--- begin ---

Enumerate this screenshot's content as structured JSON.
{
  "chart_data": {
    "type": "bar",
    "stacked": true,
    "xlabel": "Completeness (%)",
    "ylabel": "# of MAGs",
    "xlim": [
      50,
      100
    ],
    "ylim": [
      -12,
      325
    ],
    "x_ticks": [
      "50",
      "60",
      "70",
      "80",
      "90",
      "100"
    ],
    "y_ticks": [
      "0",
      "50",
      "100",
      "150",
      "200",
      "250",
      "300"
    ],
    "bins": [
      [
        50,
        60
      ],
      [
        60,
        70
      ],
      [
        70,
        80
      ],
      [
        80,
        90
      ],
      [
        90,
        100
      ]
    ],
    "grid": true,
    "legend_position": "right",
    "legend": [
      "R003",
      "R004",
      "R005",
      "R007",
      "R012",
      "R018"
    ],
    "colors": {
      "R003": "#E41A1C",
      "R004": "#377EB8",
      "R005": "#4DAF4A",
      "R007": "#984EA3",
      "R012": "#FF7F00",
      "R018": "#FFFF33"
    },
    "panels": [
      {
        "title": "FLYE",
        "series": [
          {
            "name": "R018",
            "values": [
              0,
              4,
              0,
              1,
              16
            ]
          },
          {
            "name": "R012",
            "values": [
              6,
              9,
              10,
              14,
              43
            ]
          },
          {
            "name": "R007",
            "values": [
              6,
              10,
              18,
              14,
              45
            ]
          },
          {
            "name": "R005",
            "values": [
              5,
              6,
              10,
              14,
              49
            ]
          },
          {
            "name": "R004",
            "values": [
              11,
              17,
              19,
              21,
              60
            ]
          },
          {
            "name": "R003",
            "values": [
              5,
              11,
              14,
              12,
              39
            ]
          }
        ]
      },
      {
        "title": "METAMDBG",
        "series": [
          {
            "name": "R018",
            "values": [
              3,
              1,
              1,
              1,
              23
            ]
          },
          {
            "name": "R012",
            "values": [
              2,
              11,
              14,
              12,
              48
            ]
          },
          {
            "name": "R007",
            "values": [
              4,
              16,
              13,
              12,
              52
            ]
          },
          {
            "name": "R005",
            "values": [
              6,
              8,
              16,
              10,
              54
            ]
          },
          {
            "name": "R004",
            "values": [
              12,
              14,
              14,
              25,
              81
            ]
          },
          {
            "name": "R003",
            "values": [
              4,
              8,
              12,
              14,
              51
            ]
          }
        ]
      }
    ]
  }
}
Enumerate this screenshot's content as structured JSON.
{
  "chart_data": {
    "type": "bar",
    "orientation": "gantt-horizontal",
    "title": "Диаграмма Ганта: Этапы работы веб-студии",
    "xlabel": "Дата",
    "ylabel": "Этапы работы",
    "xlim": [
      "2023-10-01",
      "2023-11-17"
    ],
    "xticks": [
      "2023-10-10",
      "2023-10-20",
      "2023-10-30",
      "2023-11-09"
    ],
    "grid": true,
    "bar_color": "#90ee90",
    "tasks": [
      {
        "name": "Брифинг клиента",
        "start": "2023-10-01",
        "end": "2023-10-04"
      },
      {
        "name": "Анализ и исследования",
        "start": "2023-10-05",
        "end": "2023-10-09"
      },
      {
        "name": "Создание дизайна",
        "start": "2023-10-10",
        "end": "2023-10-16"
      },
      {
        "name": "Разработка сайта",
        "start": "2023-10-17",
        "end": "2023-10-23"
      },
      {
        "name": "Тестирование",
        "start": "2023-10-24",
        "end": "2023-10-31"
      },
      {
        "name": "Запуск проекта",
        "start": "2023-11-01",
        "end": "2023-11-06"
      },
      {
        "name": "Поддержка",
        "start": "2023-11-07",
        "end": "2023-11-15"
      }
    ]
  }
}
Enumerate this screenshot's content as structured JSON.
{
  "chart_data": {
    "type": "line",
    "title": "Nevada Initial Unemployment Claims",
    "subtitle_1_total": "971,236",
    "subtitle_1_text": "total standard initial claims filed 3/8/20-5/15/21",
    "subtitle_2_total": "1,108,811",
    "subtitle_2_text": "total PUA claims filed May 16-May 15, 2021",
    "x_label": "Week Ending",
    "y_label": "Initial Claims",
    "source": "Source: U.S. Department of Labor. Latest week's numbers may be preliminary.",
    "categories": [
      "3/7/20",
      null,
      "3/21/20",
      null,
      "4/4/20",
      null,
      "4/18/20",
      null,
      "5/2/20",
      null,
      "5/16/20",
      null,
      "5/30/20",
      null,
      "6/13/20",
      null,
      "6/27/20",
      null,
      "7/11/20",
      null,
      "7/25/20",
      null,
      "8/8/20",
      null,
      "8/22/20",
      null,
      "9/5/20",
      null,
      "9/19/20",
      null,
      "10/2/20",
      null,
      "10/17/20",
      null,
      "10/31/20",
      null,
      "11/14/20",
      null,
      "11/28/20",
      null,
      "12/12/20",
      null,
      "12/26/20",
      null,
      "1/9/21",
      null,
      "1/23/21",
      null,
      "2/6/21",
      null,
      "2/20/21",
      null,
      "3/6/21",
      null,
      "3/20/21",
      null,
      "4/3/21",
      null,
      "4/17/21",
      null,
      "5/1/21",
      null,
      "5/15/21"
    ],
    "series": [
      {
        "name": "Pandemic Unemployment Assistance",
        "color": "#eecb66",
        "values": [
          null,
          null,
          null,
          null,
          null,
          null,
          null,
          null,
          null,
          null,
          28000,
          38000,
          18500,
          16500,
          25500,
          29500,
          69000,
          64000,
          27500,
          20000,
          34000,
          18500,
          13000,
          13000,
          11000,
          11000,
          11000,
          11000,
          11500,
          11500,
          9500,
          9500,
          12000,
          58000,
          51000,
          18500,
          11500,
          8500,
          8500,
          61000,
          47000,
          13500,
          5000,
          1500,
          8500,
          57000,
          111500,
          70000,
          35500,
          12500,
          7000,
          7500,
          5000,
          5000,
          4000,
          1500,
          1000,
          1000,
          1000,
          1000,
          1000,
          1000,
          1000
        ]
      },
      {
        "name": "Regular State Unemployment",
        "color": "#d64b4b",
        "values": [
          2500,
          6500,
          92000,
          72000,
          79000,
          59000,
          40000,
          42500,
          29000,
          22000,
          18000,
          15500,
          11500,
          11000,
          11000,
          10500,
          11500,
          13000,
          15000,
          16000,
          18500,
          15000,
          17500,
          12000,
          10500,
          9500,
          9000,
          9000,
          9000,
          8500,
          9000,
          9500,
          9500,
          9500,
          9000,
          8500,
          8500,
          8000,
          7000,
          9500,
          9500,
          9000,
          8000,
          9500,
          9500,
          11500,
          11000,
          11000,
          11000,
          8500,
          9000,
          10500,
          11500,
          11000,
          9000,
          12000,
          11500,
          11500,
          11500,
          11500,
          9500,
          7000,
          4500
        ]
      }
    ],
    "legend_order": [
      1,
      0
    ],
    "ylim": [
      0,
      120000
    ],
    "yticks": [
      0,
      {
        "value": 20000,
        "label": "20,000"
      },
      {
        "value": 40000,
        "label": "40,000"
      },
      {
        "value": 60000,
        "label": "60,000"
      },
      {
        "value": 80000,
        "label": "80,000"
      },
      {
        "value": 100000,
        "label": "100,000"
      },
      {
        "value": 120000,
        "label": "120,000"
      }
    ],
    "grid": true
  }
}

--- end ---

> [Task goal] Copy out each record exactly as given, omitting none.

> [Final result]
Enumerate this screenshot's content as structured JSON.
{
  "chart_data": {
    "type": "bar",
    "stacked": true,
    "xlabel": "Completeness (%)",
    "ylabel": "# of MAGs",
    "xlim": [
      50,
      100
    ],
    "ylim": [
      -12,
      325
    ],
    "x_ticks": [
      "50",
      "60",
      "70",
      "80",
      "90",
      "100"
    ],
    "y_ticks": [
      "0",
      "50",
      "100",
      "150",
      "200",
      "250",
      "300"
    ],
    "bins": [
      [
        50,
        60
      ],
      [
        60,
        70
      ],
      [
        70,
        80
      ],
      [
        80,
        90
      ],
      [
        90,
        100
      ]
    ],
    "grid": true,
    "legend_position": "right",
    "legend": [
      "R003",
      "R004",
      "R005",
      "R007",
      "R012",
      "R018"
    ],
    "colors": {
      "R003": "#E41A1C",
      "R004": "#377EB8",
      "R005": "#4DAF4A",
      "R007": "#984EA3",
      "R012": "#FF7F00",
      "R018": "#FFFF33"
    },
    "panels": [
      {
        "title": "FLYE",
        "series": [
          {
            "name": "R018",
            "values": [
              0,
              4,
              0,
              1,
              16
            ]
          },
          {
            "name": "R012",
            "values": [
              6,
              9,
              10,
              14,
              43
            ]
          },
          {
            "name": "R007",
            "values": [
              6,
              10,
              18,
              14,
              45
            ]
          },
          {
            "name": "R005",
            "values": [
              5,
              6,
              10,
              14,
              49
            ]
          },
          {
            "name": "R004",
            "values": [
              11,
              17,
              19,
              21,
              60
            ]
          },
          {
            "name": "R003",
            "values": [
              5,
              11,
              14,
              12,
              39
            ]
          }
        ]
      },
      {
        "title": "METAMDBG",
        "series": [
          {
            "name": "R018",
            "values": [
              3,
              1,
              1,
              1,
              23
            ]
          },
          {
            "name": "R012",
            "values": [
              2,
              11,
              14,
              12,
              48
            ]
          },
          {
            "name": "R007",
            "values": [
              4,
              16,
              13,
              12,
              52
            ]
          },
          {
            "name": "R005",
            "values": [
              6,
              8,
              16,
              10,
              54
            ]
          },
          {
            "name": "R004",
            "values": [
              12,
              14,
              14,
              25,
              81
            ]
          },
          {
            "name": "R003",
            "values": [
              4,
              8,
              12,
              14,
              51
            ]
          }
        ]
      }
    ]
  }
}
Enumerate this screenshot's content as structured JSON.
{
  "chart_data": {
    "type": "bar",
    "orientation": "gantt-horizontal",
    "title": "Диаграмма Ганта: Этапы работы веб-студии",
    "xlabel": "Дата",
    "ylabel": "Этапы работы",
    "xlim": [
      "2023-10-01",
      "2023-11-17"
    ],
    "xticks": [
      "2023-10-10",
      "2023-10-20",
      "2023-10-30",
      "2023-11-09"
    ],
    "grid": true,
    "bar_color": "#90ee90",
    "tasks": [
      {
        "name": "Брифинг клиента",
        "start": "2023-10-01",
        "end": "2023-10-04"
      },
      {
        "name": "Анализ и исследования",
        "start": "2023-10-05",
        "end": "2023-10-09"
      },
      {
        "name": "Создание дизайна",
        "start": "2023-10-10",
        "end": "2023-10-16"
      },
      {
        "name": "Разработка сайта",
        "start": "2023-10-17",
        "end": "2023-10-23"
      },
      {
        "name": "Тестирование",
        "start": "2023-10-24",
        "end": "2023-10-31"
      },
      {
        "name": "Запуск проекта",
        "start": "2023-11-01",
        "end": "2023-11-06"
      },
      {
        "name": "Поддержка",
        "start": "2023-11-07",
        "end": "2023-11-15"
      }
    ]
  }
}
Enumerate this screenshot's content as structured JSON.
{
  "chart_data": {
    "type": "line",
    "title": "Nevada Initial Unemployment Claims",
    "subtitle_1_total": "971,236",
    "subtitle_1_text": "total standard initial claims filed 3/8/20-5/15/21",
    "subtitle_2_total": "1,108,811",
    "subtitle_2_text": "total PUA claims filed May 16-May 15, 2021",
    "x_label": "Week Ending",
    "y_label": "Initial Claims",
    "source": "Source: U.S. Department of Labor. Latest week's numbers may be preliminary.",
    "categories": [
      "3/7/20",
      null,
      "3/21/20",
      null,
      "4/4/20",
      null,
      "4/18/20",
      null,
      "5/2/20",
      null,
      "5/16/20",
      null,
      "5/30/20",
      null,
      "6/13/20",
      null,
      "6/27/20",
      null,
      "7/11/20",
      null,
      "7/25/20",
      null,
      "8/8/20",
      null,
      "8/22/20",
      null,
      "9/5/20",
      null,
      "9/19/20",
      null,
      "10/2/20",
      null,
      "10/17/20",
      null,
      "10/31/20",
      null,
      "11/14/20",
      null,
      "11/28/20",
      null,
      "12/12/20",
      null,
      "12/26/20",
      null,
      "1/9/21",
      null,
      "1/23/21",
      null,
      "2/6/21",
      null,
      "2/20/21",
      null,
      "3/6/21",
      null,
      "3/20/21",
      null,
      "4/3/21",
      null,
      "4/17/21",
      null,
      "5/1/21",
      null,
      "5/15/21"
    ],
    "series": [
      {
        "name": "Pandemic Unemployment Assistance",
        "color": "#eecb66",
        "values": [
          null,
          null,
          null,
          null,
          null,
          null,
          null,
          null,
          null,
          null,
          28000,
          38000,
          18500,
          16500,
          25500,
          29500,
          69000,
          64000,
          27500,
          20000,
          34000,
          18500,
          13000,
          13000,
          11000,
          11000,
          11000,
          11000,
          11500,
          11500,
          9500,
          9500,
          12000,
          58000,
          51000,
          18500,
          11500,
          8500,
          8500,
          61000,
          47000,
          13500,
          5000,
          1500,
          8500,
          57000,
          111500,
          70000,
          35500,
          12500,
          7000,
          7500,
          5000,
          5000,
          4000,
          1500,
          1000,
          1000,
          1000,
          1000,
          1000,
          1000,
          1000
        ]
      },
      {
        "name": "Regular State Unemployment",
        "color": "#d64b4b",
        "values": [
          2500,
          6500,
          92000,
          72000,
          79000,
          59000,
          40000,
          42500,
          29000,
          22000,
          18000,
          15500,
          11500,
          11000,
          11000,
          10500,
          11500,
          13000,
          15000,
          16000,
          18500,
          15000,
          17500,
          12000,
          10500,
          9500,
          9000,
          9000,
          9000,
          8500,
          9000,
          9500,
          9500,
          9500,
          9000,
          8500,
          8500,
          8000,
          7000,
          9500,
          9500,
          9000,
          8000,
          9500,
          9500,
          11500,
          11000,
          11000,
          11000,
          8500,
          9000,
          10500,
          11500,
          11000,
          9000,
          12000,
          11500,
          11500,
          11500,
          11500,
          9500,
          7000,
          4500
        ]
      }
    ],
    "legend_order": [
      1,
      0
    ],
    "ylim": [
      0,
      120000
    ],
    "yticks": [
      0,
      {
        "value": 20000,
        "label": "20,000"
      },
      {
        "value": 40000,
        "label": "40,000"
      },
      {
        "value": 60000,
        "label": "60,000"
      },
      {
        "value": 80000,
        "label": "80,000"
      },
      {
        "value": 100000,
        "label": "100,000"
      },
      {
        "value": 120000,
        "label": "120,000"
      }
    ],
    "grid": true
  }
}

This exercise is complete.